- [Set task] Filter the entries and keep only the lines where the string "lassen" appears.

- [Source data]
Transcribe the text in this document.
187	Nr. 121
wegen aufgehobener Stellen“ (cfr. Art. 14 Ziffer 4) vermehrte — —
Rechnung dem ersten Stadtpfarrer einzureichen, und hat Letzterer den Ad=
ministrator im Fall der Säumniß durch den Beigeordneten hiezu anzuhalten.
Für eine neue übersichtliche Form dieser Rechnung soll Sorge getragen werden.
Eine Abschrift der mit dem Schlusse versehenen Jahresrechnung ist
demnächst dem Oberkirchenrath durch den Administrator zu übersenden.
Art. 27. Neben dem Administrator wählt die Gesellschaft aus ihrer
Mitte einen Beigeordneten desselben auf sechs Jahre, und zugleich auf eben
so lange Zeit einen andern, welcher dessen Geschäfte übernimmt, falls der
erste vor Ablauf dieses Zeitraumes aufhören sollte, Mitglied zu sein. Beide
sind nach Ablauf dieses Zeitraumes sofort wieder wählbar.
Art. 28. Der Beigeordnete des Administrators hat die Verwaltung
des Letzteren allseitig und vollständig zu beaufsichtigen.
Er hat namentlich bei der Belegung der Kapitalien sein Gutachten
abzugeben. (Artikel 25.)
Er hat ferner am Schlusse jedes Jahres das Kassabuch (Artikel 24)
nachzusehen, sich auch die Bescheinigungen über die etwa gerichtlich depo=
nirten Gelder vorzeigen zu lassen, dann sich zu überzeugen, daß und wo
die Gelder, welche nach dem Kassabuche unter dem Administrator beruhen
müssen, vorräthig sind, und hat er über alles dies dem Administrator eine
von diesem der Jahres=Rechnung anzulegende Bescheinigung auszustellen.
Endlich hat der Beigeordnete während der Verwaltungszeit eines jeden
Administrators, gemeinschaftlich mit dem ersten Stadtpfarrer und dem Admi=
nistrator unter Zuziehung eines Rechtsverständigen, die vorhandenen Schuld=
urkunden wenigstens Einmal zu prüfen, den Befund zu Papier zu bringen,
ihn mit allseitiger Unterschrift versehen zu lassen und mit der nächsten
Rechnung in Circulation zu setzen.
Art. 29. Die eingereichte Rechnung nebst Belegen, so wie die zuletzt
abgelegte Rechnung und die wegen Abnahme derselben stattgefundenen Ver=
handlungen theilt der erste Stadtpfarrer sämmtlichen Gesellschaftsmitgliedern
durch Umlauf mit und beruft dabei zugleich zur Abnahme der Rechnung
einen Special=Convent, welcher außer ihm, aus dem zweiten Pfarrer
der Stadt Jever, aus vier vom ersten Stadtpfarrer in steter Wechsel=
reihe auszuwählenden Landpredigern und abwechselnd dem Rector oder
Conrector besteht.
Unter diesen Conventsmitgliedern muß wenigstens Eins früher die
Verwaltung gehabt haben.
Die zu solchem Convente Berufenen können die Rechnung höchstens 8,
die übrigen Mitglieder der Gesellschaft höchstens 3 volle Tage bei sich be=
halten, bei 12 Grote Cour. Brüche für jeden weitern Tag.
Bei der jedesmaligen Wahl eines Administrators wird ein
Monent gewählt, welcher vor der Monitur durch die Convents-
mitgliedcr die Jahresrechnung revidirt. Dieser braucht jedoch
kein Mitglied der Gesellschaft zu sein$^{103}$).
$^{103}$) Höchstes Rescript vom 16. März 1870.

- [Answer to this task]
nirten Gelder vorzeigen zu lassen, dann sich zu überzeugen, daß und wo
ihn mit allseitiger Unterschrift versehen zu lassen und mit der nächsten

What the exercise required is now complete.